Semina Il Vento (2020) conta com uma jovem atriz formidável, cuja força do olhar já havia sido muito bem explorada em Corpo Celeste (2011), quando ainda era criança. Aqui, Yile Vianello mantém a expressão forte, porém ambígua entre raiva, desolação e felicidade ao se deparar com a decadência de sua casa de infância. A morte das oliveiras não constitui apenas o fim de um modo de vida, também implica no desprezo das raízes familiares em nome do consumo e do lucro imediato. O projeto poderia se encerrar num simples libelo ecológico sobre a importância de preservar o meio ambiente – vide a cena do vizinho que joga lixo no terreno vazio -, ou numa defesa apaixonada da importância da união entre aqueles que compartilham o mesmo sangue. No entanto, Caputo permite que o papel das oliveiras vá muito além. As árvores consideradas mortas estão ao mesmo tempo muito vivas, como constata a futura agrônoma ao microscópio. Ela tenta avisar os pais sobre a possibilidade de salvá-las, mas se depara com a arrogância dos ignorantes. Os tempos anticientíficos e individualistas do século XXI são muito bem representados pela jornada da garota.
Ao mesmo tempo, o filme faz questão de ressaltar esteticamente o caráter destoante da jovem em relação aos demais moradores. O diretor de fotografia Christos Karamanis efetua excelente trabalho com as luzes frias, sublinhando as sombras e os poucos feixes de luz sobre o rosto de sua atriz. Assim, tem-se a impressão de uma personagem ainda mais solitária, dentro de um contexto inóspito. As cenas de Nica com as árvores adquirem um caráter naturalista e científico – a exemplo das experiências com telas e insetos predadores -, no entanto, as mesmas oliveiras são vistas de noite, através de intensos focos de luz direcional que transforma os galhos secos numa abstração assustadora. As plantas ao mesmo tempo vivas e mortas, dependendo do ponto de vista, convertem-se em personagens com sua própria trajetória dentro do filme. O mesmo pode ser dito do pássaro pega-rabuda encontrado pela protagonista, que chega a ganhar seus planos subjetivos, observando o resto do mundo por seus olhos.

▸ **Material**:
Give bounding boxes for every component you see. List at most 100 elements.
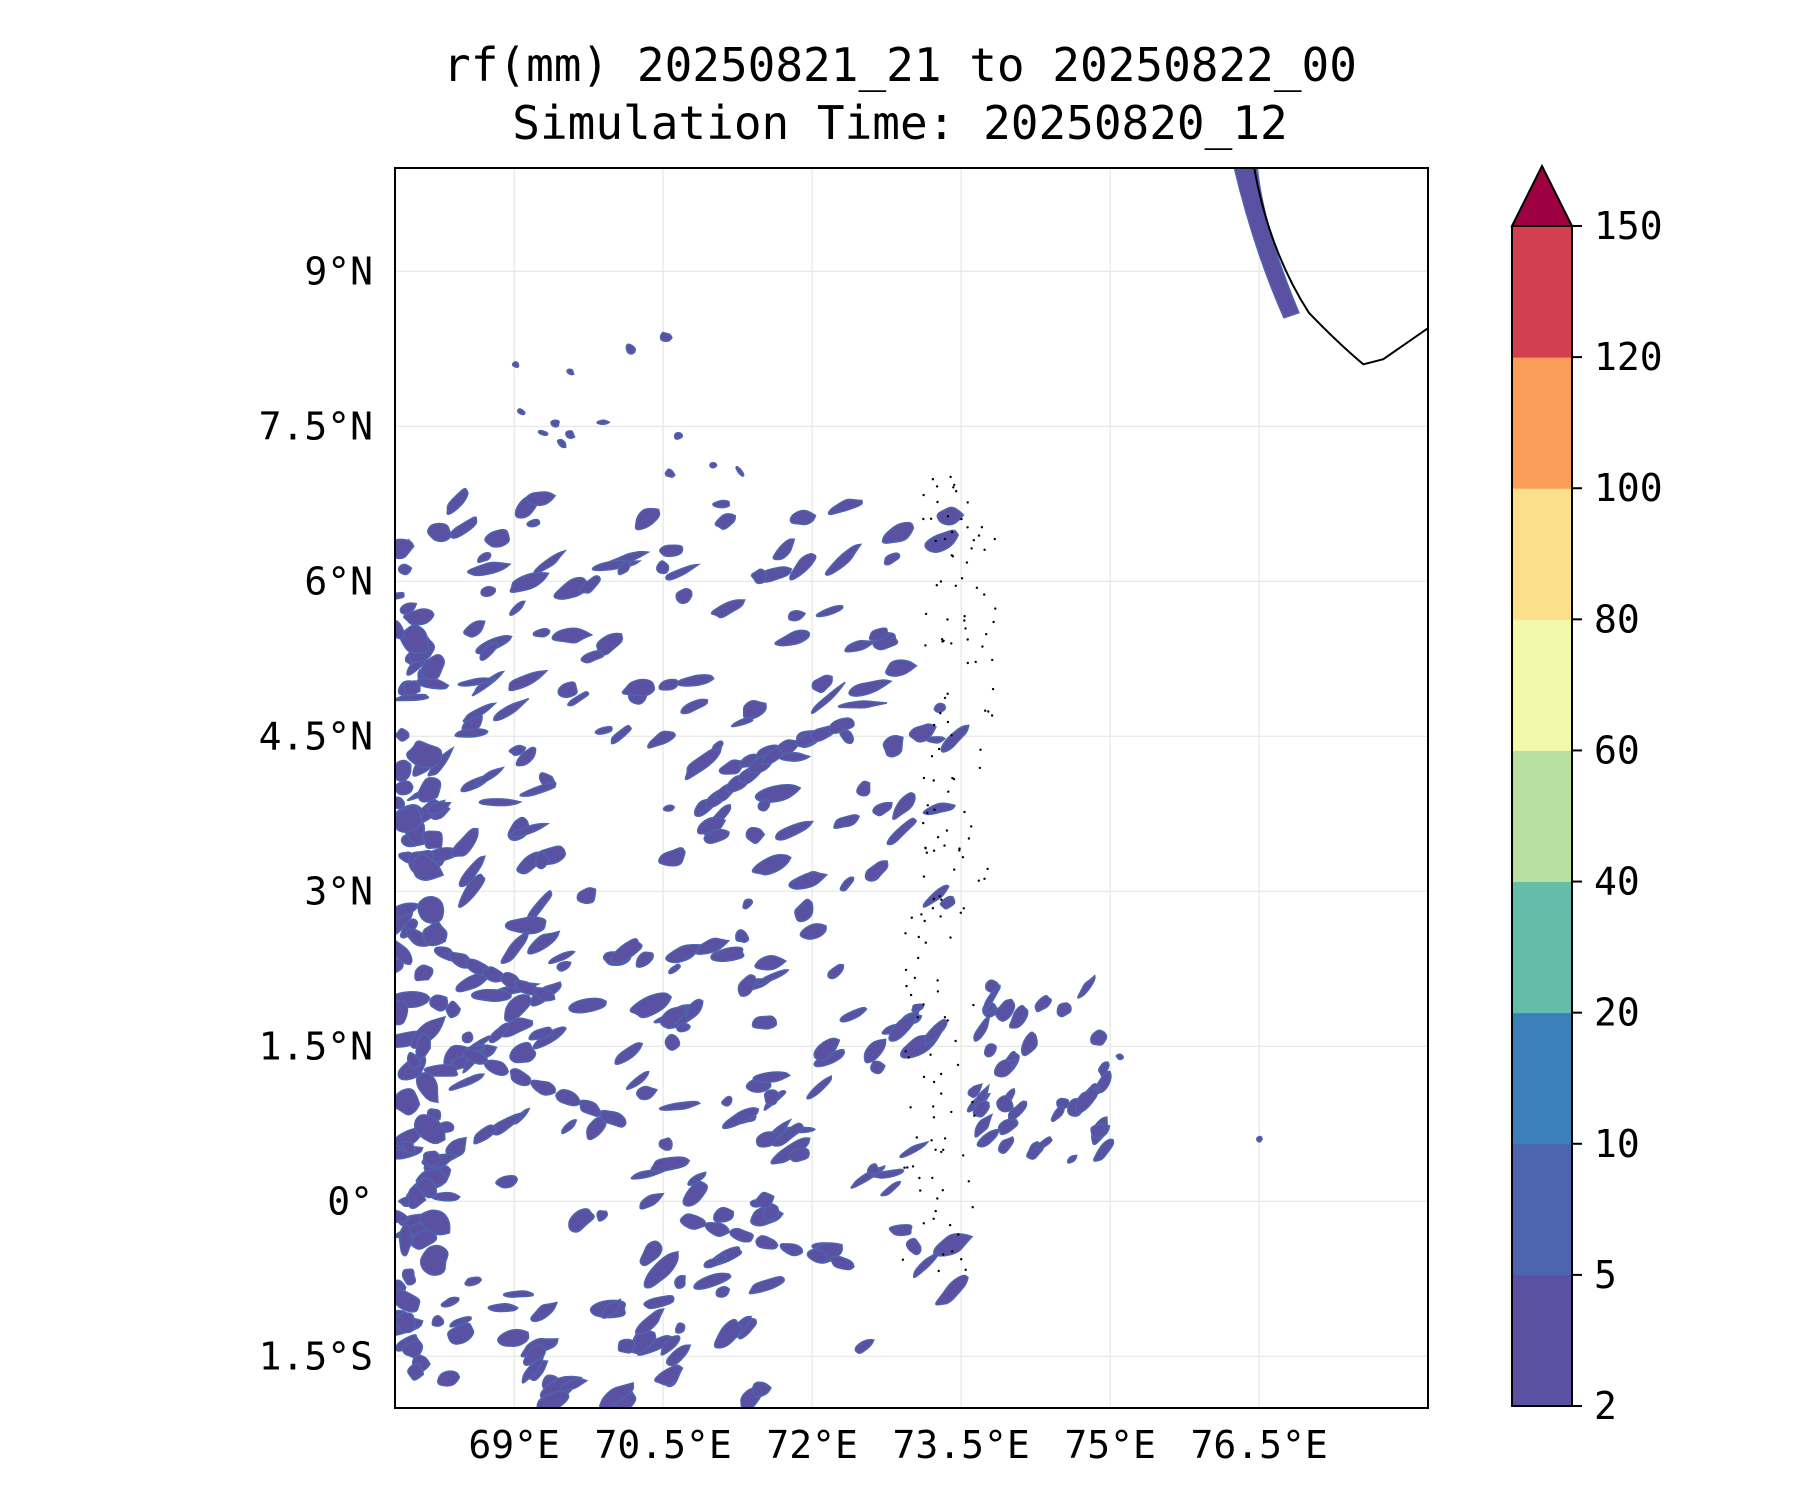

▸ **Objetivo 1**:
Responda com base na crítica do filme Semina Il Vento:
(a) Em que filme de 2011 Yile Vianello atuou quando ainda era criança?
(b) Quem fez a direção de fotografia?
(c) Que pássaro a protagonista encontra?
▸ **Objetivo 2**: Dê sequência à crítica do filme Semina Il Vento a partir do ponto em que ela termina.

▸ **Resposta 1**:
(a) Corpo Celeste.
(b) Christos Karamanis.
(c) Um pássaro pega-rabuda.

▸ **Resposta 2**:
É curioso que, no embate entre gerações, a jovem garota represente o respeito à tradição, enquanto os pais sejam aqueles preocupados com o prazer imediato. A inversão dos valores esperados de cada grupo social – ela, a jovem urbana e ecológica, eles, os fazendeiros que não toleram a fazenda – traz uma camada suplementar de leitura sobre a região italiana da Apúlia, em rápida transformação econômica. Os embates entre a filha e os pais jamais se tornam explícitos demais, em partes graças à complexidade da atuação de Vianello, e em partes graças ao roteiro, mais preocupado em brincar com as sugestões e hipocrisias burguesas do que com a verdade escondida por trás das máscaras. O diretor consegue fugir aos perigos tão comuns em narrativas do gênero, evitando que Nica se torne uma heroína ou que os pais se convertam em vilões. Ao mesmo tempo, jamais romantiza a natureza nem produz qualquer forma de poesia inerente aos aspectos insondáveis das plantas e pássaros. A defesa da biodiversidade e das raízes locais passa longe de qualquer fetiche pós-moderno.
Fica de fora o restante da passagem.